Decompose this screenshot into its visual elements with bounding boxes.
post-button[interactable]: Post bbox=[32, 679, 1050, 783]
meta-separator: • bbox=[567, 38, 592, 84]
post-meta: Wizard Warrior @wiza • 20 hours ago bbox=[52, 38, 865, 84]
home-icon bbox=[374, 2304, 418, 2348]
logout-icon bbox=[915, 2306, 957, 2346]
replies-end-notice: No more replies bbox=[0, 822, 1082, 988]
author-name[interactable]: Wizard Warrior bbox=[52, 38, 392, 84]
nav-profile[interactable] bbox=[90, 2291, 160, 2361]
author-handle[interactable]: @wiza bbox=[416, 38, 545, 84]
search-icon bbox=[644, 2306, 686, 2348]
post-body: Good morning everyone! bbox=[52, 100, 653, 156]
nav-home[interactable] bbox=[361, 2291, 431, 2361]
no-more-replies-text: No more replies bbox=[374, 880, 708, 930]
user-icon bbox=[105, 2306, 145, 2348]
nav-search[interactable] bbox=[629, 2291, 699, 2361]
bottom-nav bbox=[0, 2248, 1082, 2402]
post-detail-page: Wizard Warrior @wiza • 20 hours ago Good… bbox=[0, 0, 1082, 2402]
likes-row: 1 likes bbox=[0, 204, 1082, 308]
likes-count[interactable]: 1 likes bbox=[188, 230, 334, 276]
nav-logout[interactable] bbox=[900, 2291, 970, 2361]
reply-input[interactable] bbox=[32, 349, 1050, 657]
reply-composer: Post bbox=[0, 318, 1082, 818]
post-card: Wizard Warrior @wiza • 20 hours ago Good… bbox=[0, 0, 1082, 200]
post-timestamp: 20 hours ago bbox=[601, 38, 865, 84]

* * *

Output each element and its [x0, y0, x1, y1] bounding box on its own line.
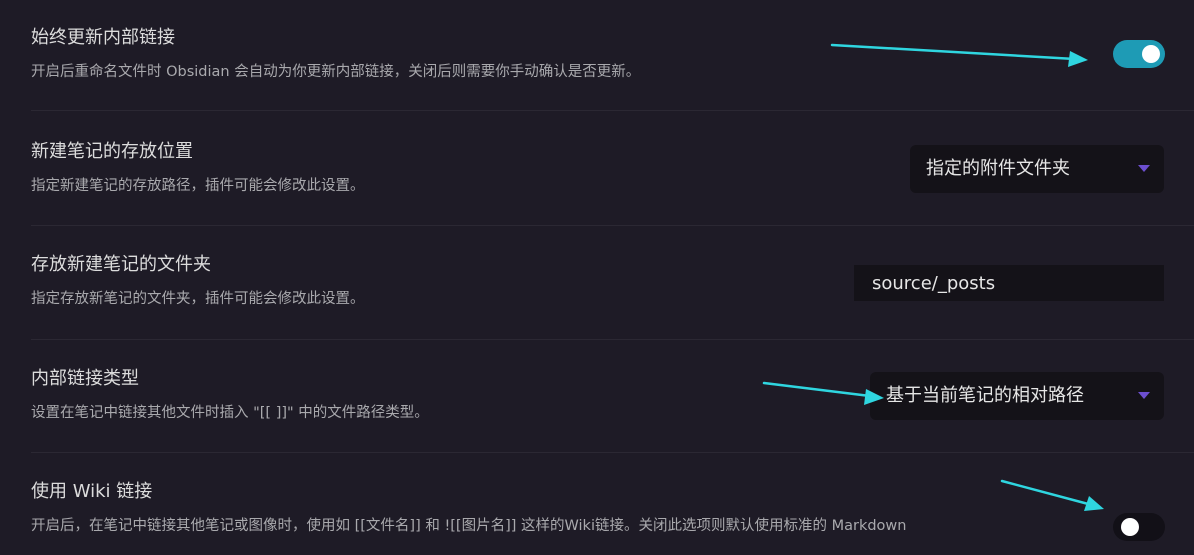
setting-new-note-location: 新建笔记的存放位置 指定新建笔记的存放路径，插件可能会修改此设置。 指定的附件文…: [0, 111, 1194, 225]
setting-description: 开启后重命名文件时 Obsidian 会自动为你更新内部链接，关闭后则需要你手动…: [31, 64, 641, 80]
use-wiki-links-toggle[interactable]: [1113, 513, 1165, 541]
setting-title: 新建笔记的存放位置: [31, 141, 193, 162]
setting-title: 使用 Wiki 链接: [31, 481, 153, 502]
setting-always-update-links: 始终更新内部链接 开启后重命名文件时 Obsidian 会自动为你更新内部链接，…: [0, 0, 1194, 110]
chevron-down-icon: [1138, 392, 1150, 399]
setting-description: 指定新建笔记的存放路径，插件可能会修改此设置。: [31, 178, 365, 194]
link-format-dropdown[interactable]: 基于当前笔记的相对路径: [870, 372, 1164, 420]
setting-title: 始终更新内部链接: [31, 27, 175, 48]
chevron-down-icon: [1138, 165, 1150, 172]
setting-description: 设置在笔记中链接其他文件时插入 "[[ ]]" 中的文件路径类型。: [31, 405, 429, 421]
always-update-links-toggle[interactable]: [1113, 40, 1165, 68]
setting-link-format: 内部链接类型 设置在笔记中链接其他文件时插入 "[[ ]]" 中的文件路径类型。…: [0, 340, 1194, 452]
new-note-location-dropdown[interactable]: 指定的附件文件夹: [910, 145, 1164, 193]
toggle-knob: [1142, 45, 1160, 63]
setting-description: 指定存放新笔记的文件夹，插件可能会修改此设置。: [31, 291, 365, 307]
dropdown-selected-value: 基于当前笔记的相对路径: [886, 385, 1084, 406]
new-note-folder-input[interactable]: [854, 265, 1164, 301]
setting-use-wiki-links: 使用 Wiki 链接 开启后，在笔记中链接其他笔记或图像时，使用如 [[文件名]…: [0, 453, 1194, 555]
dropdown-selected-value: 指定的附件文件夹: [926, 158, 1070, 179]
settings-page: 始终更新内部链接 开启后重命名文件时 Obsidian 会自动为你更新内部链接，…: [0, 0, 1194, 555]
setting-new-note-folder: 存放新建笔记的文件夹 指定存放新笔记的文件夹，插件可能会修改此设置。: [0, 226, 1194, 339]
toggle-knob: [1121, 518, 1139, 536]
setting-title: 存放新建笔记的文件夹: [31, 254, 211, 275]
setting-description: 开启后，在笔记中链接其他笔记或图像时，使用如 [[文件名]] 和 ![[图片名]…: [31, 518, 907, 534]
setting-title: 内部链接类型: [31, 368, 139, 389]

...

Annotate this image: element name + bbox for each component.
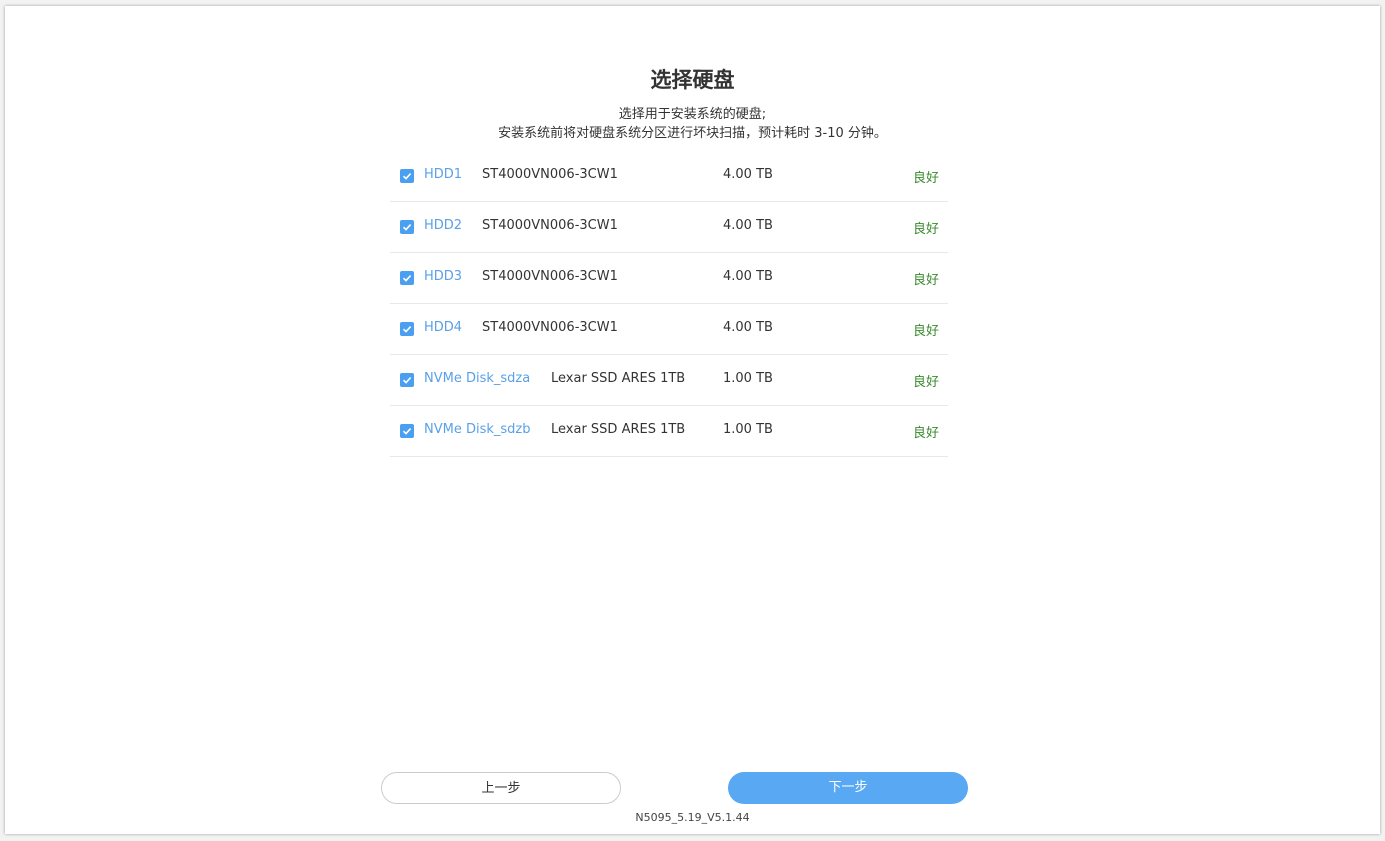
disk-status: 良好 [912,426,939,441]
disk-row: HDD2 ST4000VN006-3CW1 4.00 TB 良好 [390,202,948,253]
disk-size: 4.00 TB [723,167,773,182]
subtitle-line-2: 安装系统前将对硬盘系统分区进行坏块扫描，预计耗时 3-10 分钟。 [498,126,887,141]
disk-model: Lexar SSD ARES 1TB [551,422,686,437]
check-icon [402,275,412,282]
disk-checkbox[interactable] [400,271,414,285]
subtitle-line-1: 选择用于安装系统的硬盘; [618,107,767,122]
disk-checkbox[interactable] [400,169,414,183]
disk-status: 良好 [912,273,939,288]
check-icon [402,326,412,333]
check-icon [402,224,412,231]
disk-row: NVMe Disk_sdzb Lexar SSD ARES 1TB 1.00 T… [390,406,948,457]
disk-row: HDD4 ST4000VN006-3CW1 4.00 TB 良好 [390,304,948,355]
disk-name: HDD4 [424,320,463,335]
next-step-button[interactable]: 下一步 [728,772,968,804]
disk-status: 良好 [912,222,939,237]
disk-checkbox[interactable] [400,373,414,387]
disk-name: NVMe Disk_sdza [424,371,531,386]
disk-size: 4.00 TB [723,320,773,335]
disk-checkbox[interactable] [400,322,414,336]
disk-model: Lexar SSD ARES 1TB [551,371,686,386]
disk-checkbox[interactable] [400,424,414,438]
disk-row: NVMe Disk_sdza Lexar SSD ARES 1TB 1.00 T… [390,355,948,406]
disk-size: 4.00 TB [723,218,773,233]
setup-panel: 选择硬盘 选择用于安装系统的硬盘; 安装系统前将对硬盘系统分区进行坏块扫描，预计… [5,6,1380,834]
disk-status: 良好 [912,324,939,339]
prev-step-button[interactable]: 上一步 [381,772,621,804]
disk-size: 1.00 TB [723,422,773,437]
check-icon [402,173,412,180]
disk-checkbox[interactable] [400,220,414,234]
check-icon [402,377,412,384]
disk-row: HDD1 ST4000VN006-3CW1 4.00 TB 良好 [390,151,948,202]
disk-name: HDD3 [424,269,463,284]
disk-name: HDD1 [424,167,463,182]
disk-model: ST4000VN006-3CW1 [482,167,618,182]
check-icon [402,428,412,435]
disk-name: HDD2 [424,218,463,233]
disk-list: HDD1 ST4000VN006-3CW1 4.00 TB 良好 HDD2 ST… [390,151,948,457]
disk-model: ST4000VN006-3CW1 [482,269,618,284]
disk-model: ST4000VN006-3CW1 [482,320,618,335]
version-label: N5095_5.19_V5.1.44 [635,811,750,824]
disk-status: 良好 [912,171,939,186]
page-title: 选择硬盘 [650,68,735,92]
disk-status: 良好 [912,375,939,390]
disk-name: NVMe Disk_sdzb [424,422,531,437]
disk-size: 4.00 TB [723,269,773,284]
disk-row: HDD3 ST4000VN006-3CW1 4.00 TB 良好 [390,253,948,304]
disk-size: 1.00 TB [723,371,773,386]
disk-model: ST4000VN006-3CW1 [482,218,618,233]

● **GOAL**: Quote the rows from the line with "disk-status: 良好 [912,426,939,441]" to the line with "disk-row: NVMe Disk_sdzb", both included, with no changes.

● **RESULT FOR THIS EXERCISE**:
disk-status: 良好 [912,426,939,441]
disk-row: HDD2 ST4000VN006-3CW1 4.00 TB 良好 [390,202,948,253]
disk-size: 4.00 TB [723,167,773,182]
subtitle-line-2: 安装系统前将对硬盘系统分区进行坏块扫描，预计耗时 3-10 分钟。 [498,126,887,141]
disk-model: Lexar SSD ARES 1TB [551,422,686,437]
check-icon [402,275,412,282]
disk-checkbox[interactable] [400,271,414,285]
subtitle-line-1: 选择用于安装系统的硬盘; [618,107,767,122]
disk-checkbox[interactable] [400,169,414,183]
disk-status: 良好 [912,273,939,288]
check-icon [402,326,412,333]
check-icon [402,224,412,231]
disk-row: NVMe Disk_sdzb Lexar SSD ARES 1TB 1.00 T… [390,406,948,457]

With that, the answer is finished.